● Stated task
Quote the records below in full, exactly as given, with the images taken out.

[Dataset records]
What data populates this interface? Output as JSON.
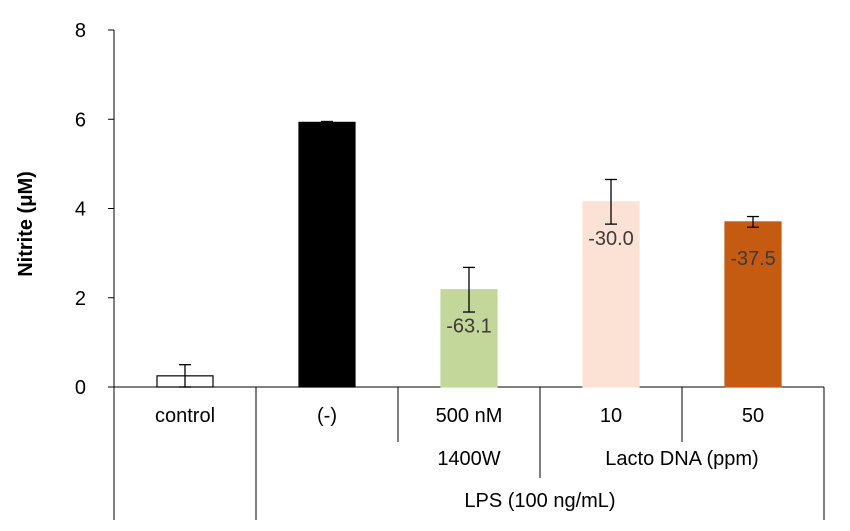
{
  "chart_data": {
    "type": "bar",
    "ylabel": "Nitrite (μM)",
    "ylim": [
      0,
      8
    ],
    "yticks": [
      0,
      2,
      4,
      6,
      8
    ],
    "grid": false,
    "categories": [
      "control",
      "(-)",
      "500 nM",
      "10",
      "50"
    ],
    "values": [
      0.25,
      5.93,
      2.18,
      4.15,
      3.7
    ],
    "errors": [
      0.25,
      0.02,
      0.5,
      0.5,
      0.12
    ],
    "colors": [
      "#ffffff",
      "#000000",
      "#c4d79b",
      "#fbe2d5",
      "#c55a11"
    ],
    "edge_colors": [
      "#000000",
      "#000000",
      "#c4d79b",
      "#fbe2d5",
      "#c55a11"
    ],
    "data_labels": [
      "",
      "",
      "-63.1",
      "-30.0",
      "-37.5"
    ],
    "group_labels": {
      "inhibitor": "1400W",
      "lacto": "Lacto DNA (ppm)",
      "lps": "LPS (100 ng/mL)"
    }
  }
}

● Response for this exercise
What data populates this interface? Output as JSON.
{
  "chart_data": {
    "type": "bar",
    "ylabel": "Nitrite (μM)",
    "ylim": [
      0,
      8
    ],
    "yticks": [
      0,
      2,
      4,
      6,
      8
    ],
    "grid": false,
    "categories": [
      "control",
      "(-)",
      "500 nM",
      "10",
      "50"
    ],
    "values": [
      0.25,
      5.93,
      2.18,
      4.15,
      3.7
    ],
    "errors": [
      0.25,
      0.02,
      0.5,
      0.5,
      0.12
    ],
    "colors": [
      "#ffffff",
      "#000000",
      "#c4d79b",
      "#fbe2d5",
      "#c55a11"
    ],
    "edge_colors": [
      "#000000",
      "#000000",
      "#c4d79b",
      "#fbe2d5",
      "#c55a11"
    ],
    "data_labels": [
      "",
      "",
      "-63.1",
      "-30.0",
      "-37.5"
    ],
    "group_labels": {
      "inhibitor": "1400W",
      "lacto": "Lacto DNA (ppm)",
      "lps": "LPS (100 ng/mL)"
    }
  }
}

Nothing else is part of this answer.